Exercise requirements:
Gather every line of the records below that contains the word "captured", with uppercase and lowercase letters treated as different.

── Records for the task ──

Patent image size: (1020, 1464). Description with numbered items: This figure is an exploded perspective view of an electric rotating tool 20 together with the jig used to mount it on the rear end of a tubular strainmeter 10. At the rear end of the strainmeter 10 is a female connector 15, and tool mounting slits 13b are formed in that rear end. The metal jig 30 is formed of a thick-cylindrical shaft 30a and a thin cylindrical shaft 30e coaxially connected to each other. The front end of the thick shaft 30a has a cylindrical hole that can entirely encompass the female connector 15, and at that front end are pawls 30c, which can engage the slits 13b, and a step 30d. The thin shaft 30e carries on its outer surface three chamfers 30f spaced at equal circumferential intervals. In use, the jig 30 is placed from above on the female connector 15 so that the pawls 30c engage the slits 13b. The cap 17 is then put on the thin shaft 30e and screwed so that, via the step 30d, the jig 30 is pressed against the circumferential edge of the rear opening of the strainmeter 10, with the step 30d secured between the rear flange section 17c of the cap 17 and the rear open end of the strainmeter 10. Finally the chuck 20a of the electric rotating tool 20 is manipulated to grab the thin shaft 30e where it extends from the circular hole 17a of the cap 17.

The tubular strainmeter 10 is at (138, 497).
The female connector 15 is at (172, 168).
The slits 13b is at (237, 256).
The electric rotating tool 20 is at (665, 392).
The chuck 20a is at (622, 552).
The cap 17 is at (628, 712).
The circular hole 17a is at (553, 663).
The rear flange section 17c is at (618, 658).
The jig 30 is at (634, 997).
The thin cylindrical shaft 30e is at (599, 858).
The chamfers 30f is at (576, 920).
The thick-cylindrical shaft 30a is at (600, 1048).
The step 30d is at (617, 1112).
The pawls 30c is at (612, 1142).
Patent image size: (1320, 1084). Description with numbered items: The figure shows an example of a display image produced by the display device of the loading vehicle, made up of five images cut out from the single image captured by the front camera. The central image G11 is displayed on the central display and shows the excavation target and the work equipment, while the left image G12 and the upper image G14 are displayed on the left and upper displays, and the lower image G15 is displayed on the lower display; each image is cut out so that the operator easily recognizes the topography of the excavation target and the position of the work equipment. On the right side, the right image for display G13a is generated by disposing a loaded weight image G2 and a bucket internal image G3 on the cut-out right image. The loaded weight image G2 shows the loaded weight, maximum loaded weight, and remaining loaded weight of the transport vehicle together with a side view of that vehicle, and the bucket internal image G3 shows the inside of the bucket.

───

Task answer:
Patent image size: (1320, 1084). Description with numbered items: The figure shows an example of a display image produced by the display device of the loading vehicle, made up of five images cut out from the single image captured by the front camera. The central image G11 is displayed on the central display and shows the excavation target and the work equipment, while the left image G12 and the upper image G14 are displayed on the left and upper displays, and the lower image G15 is displayed on the lower display; each image is cut out so that the operator easily recognizes the topography of the excavation target and the position of the work equipment. On the right side, the right image for display G13a is generated by disposing a loaded weight image G2 and a bucket internal image G3 on the cut-out right image. The loaded weight image G2 shows the loaded weight, maximum loaded weight, and remaining loaded weight of the transport vehicle together with a side view of that vehicle, and the bucket internal image G3 shows the inside of the bucket.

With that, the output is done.